___ Given information ___

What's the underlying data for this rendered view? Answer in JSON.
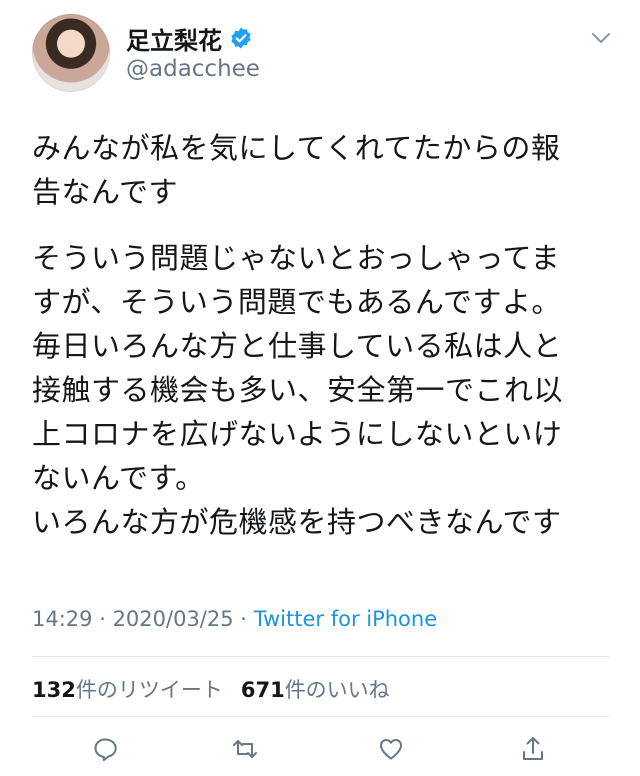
{
  "author": {
    "display_name": "足立梨花",
    "handle": "@adacchee",
    "verified": true
  },
  "tweet": {
    "paragraph1": "みんなが私を気にしてくれてたからの報\n告なんです",
    "paragraph2": "そういう問題じゃないとおっしゃってま\nすが、そういう問題でもあるんですよ。\n毎日いろんな方と仕事している私は人と\n接触する機会も多い、安全第一でこれ以\n上コロナを広げないようにしないといけ\nないんです。\nいろんな方が危機感を持つべきなんです"
  },
  "meta": {
    "time": "14:29",
    "separator1": " · ",
    "date": "2020/03/25",
    "separator2": " · ",
    "source": "Twitter for iPhone"
  },
  "stats": {
    "retweets_count": "132",
    "retweets_label": "件のリツイート",
    "likes_count": "671",
    "likes_label": "件のいいね"
  },
  "icons": {
    "verified": "verified-badge-icon",
    "caret": "chevron-down-icon",
    "reply": "reply-icon",
    "retweet": "retweet-icon",
    "like": "heart-icon",
    "share": "share-icon"
  },
  "colors": {
    "text": "#14171a",
    "secondary": "#657786",
    "link": "#1b95e0",
    "verified": "#1da1f2",
    "divider": "#e1e8ed"
  }
}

___

Pictures stay out; reproduce every line of the records exactly.

What's the underlying data for this rendered view? Answer in JSON.
{
  "author": {
    "display_name": "足立梨花",
    "handle": "@adacchee",
    "verified": true
  },
  "tweet": {
    "paragraph1": "みんなが私を気にしてくれてたからの報\n告なんです",
    "paragraph2": "そういう問題じゃないとおっしゃってま\nすが、そういう問題でもあるんですよ。\n毎日いろんな方と仕事している私は人と\n接触する機会も多い、安全第一でこれ以\n上コロナを広げないようにしないといけ\nないんです。\nいろんな方が危機感を持つべきなんです"
  },
  "meta": {
    "time": "14:29",
    "separator1": " · ",
    "date": "2020/03/25",
    "separator2": " · ",
    "source": "Twitter for iPhone"
  },
  "stats": {
    "retweets_count": "132",
    "retweets_label": "件のリツイート",
    "likes_count": "671",
    "likes_label": "件のいいね"
  },
  "icons": {
    "verified": "verified-badge-icon",
    "caret": "chevron-down-icon",
    "reply": "reply-icon",
    "retweet": "retweet-icon",
    "like": "heart-icon",
    "share": "share-icon"
  },
  "colors": {
    "text": "#14171a",
    "secondary": "#657786",
    "link": "#1b95e0",
    "verified": "#1da1f2",
    "divider": "#e1e8ed"
  }
}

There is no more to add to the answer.